Instructions for the task: Go through the records underneath and write each one out again exactly.

Record excerpts:
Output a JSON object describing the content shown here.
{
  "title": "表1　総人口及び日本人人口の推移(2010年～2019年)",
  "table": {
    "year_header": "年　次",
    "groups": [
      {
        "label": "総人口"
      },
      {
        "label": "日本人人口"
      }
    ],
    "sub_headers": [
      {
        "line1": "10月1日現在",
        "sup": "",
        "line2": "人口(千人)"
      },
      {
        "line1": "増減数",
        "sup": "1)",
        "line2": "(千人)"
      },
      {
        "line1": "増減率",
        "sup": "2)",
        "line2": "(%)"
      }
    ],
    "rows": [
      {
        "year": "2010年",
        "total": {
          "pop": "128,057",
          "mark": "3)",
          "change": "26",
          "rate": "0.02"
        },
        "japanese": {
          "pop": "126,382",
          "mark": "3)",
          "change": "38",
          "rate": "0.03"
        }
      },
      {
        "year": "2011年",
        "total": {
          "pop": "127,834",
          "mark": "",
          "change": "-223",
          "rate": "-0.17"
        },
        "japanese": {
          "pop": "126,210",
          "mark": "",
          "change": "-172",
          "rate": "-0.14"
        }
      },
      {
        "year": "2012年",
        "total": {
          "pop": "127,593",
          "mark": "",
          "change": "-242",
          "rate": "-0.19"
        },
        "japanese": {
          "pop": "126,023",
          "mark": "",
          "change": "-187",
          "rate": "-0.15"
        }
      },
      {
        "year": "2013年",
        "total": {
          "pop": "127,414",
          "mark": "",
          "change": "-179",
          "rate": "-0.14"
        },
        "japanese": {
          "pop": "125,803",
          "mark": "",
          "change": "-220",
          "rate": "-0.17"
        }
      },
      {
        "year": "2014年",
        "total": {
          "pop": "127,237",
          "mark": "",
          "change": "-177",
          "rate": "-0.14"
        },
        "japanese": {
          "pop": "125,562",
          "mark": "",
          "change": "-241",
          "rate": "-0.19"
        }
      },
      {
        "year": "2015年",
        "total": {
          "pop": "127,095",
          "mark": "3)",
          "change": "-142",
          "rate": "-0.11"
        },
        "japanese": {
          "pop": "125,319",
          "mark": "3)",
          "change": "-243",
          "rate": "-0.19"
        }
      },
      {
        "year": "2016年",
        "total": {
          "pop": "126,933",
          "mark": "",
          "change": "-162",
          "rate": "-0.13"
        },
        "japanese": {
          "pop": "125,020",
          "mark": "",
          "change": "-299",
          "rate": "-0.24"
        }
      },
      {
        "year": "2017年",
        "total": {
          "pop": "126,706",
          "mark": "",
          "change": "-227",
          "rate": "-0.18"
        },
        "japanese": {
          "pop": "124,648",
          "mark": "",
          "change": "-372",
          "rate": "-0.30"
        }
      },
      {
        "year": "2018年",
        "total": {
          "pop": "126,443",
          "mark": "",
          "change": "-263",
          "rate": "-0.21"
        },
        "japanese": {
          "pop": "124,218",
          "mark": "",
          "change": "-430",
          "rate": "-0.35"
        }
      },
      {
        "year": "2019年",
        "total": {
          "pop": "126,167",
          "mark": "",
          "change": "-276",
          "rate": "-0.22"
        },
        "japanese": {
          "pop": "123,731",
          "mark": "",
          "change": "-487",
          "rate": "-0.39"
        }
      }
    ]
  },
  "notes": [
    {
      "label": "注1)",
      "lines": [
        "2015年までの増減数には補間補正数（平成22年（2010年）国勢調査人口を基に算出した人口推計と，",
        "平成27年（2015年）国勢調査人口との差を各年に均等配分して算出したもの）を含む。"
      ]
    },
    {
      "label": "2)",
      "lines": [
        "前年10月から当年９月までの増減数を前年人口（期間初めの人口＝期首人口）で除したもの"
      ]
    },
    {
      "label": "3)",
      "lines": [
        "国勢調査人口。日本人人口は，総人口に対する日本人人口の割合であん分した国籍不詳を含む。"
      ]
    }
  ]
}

Written solution:
Output a JSON object describing the content shown here.
{
  "title": "表1　総人口及び日本人人口の推移(2010年～2019年)",
  "table": {
    "year_header": "年　次",
    "groups": [
      {
        "label": "総人口"
      },
      {
        "label": "日本人人口"
      }
    ],
    "sub_headers": [
      {
        "line1": "10月1日現在",
        "sup": "",
        "line2": "人口(千人)"
      },
      {
        "line1": "増減数",
        "sup": "1)",
        "line2": "(千人)"
      },
      {
        "line1": "増減率",
        "sup": "2)",
        "line2": "(%)"
      }
    ],
    "rows": [
      {
        "year": "2010年",
        "total": {
          "pop": "128,057",
          "mark": "3)",
          "change": "26",
          "rate": "0.02"
        },
        "japanese": {
          "pop": "126,382",
          "mark": "3)",
          "change": "38",
          "rate": "0.03"
        }
      },
      {
        "year": "2011年",
        "total": {
          "pop": "127,834",
          "mark": "",
          "change": "-223",
          "rate": "-0.17"
        },
        "japanese": {
          "pop": "126,210",
          "mark": "",
          "change": "-172",
          "rate": "-0.14"
        }
      },
      {
        "year": "2012年",
        "total": {
          "pop": "127,593",
          "mark": "",
          "change": "-242",
          "rate": "-0.19"
        },
        "japanese": {
          "pop": "126,023",
          "mark": "",
          "change": "-187",
          "rate": "-0.15"
        }
      },
      {
        "year": "2013年",
        "total": {
          "pop": "127,414",
          "mark": "",
          "change": "-179",
          "rate": "-0.14"
        },
        "japanese": {
          "pop": "125,803",
          "mark": "",
          "change": "-220",
          "rate": "-0.17"
        }
      },
      {
        "year": "2014年",
        "total": {
          "pop": "127,237",
          "mark": "",
          "change": "-177",
          "rate": "-0.14"
        },
        "japanese": {
          "pop": "125,562",
          "mark": "",
          "change": "-241",
          "rate": "-0.19"
        }
      },
      {
        "year": "2015年",
        "total": {
          "pop": "127,095",
          "mark": "3)",
          "change": "-142",
          "rate": "-0.11"
        },
        "japanese": {
          "pop": "125,319",
          "mark": "3)",
          "change": "-243",
          "rate": "-0.19"
        }
      },
      {
        "year": "2016年",
        "total": {
          "pop": "126,933",
          "mark": "",
          "change": "-162",
          "rate": "-0.13"
        },
        "japanese": {
          "pop": "125,020",
          "mark": "",
          "change": "-299",
          "rate": "-0.24"
        }
      },
      {
        "year": "2017年",
        "total": {
          "pop": "126,706",
          "mark": "",
          "change": "-227",
          "rate": "-0.18"
        },
        "japanese": {
          "pop": "124,648",
          "mark": "",
          "change": "-372",
          "rate": "-0.30"
        }
      },
      {
        "year": "2018年",
        "total": {
          "pop": "126,443",
          "mark": "",
          "change": "-263",
          "rate": "-0.21"
        },
        "japanese": {
          "pop": "124,218",
          "mark": "",
          "change": "-430",
          "rate": "-0.35"
        }
      },
      {
        "year": "2019年",
        "total": {
          "pop": "126,167",
          "mark": "",
          "change": "-276",
          "rate": "-0.22"
        },
        "japanese": {
          "pop": "123,731",
          "mark": "",
          "change": "-487",
          "rate": "-0.39"
        }
      }
    ]
  },
  "notes": [
    {
      "label": "注1)",
      "lines": [
        "2015年までの増減数には補間補正数（平成22年（2010年）国勢調査人口を基に算出した人口推計と，",
        "平成27年（2015年）国勢調査人口との差を各年に均等配分して算出したもの）を含む。"
      ]
    },
    {
      "label": "2)",
      "lines": [
        "前年10月から当年９月までの増減数を前年人口（期間初めの人口＝期首人口）で除したもの"
      ]
    },
    {
      "label": "3)",
      "lines": [
        "国勢調査人口。日本人人口は，総人口に対する日本人人口の割合であん分した国籍不詳を含む。"
      ]
    }
  ]
}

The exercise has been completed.